======== GIVEN ENTRIES

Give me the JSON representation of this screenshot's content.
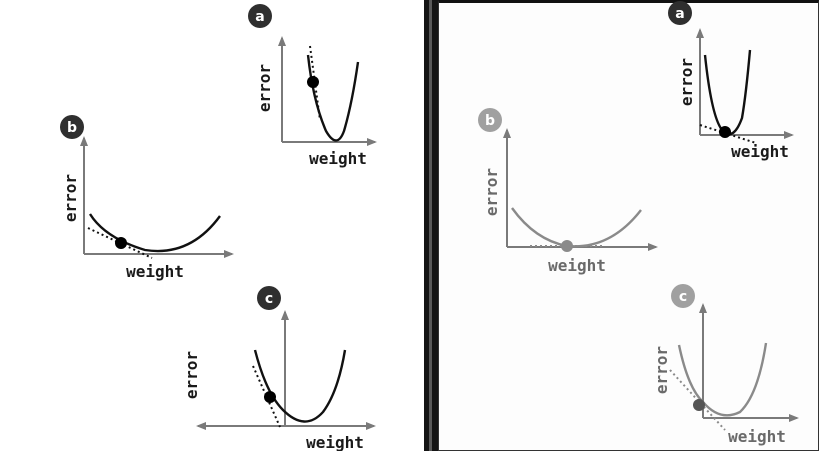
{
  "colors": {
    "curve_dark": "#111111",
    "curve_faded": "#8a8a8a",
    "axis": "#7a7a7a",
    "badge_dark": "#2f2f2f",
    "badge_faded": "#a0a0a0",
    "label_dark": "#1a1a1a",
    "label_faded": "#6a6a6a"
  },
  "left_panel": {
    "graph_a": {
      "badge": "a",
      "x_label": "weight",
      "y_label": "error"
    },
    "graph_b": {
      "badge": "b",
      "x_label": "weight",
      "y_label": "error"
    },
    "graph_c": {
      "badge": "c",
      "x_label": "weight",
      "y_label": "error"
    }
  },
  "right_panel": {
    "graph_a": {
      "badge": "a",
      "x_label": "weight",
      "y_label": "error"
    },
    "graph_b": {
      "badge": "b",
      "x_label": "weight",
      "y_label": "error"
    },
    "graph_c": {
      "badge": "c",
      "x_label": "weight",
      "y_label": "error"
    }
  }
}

================

Write out the material above once more, exactly as it reads, with no pictures.

Give me the JSON representation of this screenshot's content.
{
  "colors": {
    "curve_dark": "#111111",
    "curve_faded": "#8a8a8a",
    "axis": "#7a7a7a",
    "badge_dark": "#2f2f2f",
    "badge_faded": "#a0a0a0",
    "label_dark": "#1a1a1a",
    "label_faded": "#6a6a6a"
  },
  "left_panel": {
    "graph_a": {
      "badge": "a",
      "x_label": "weight",
      "y_label": "error"
    },
    "graph_b": {
      "badge": "b",
      "x_label": "weight",
      "y_label": "error"
    },
    "graph_c": {
      "badge": "c",
      "x_label": "weight",
      "y_label": "error"
    }
  },
  "right_panel": {
    "graph_a": {
      "badge": "a",
      "x_label": "weight",
      "y_label": "error"
    },
    "graph_b": {
      "badge": "b",
      "x_label": "weight",
      "y_label": "error"
    },
    "graph_c": {
      "badge": "c",
      "x_label": "weight",
      "y_label": "error"
    }
  }
}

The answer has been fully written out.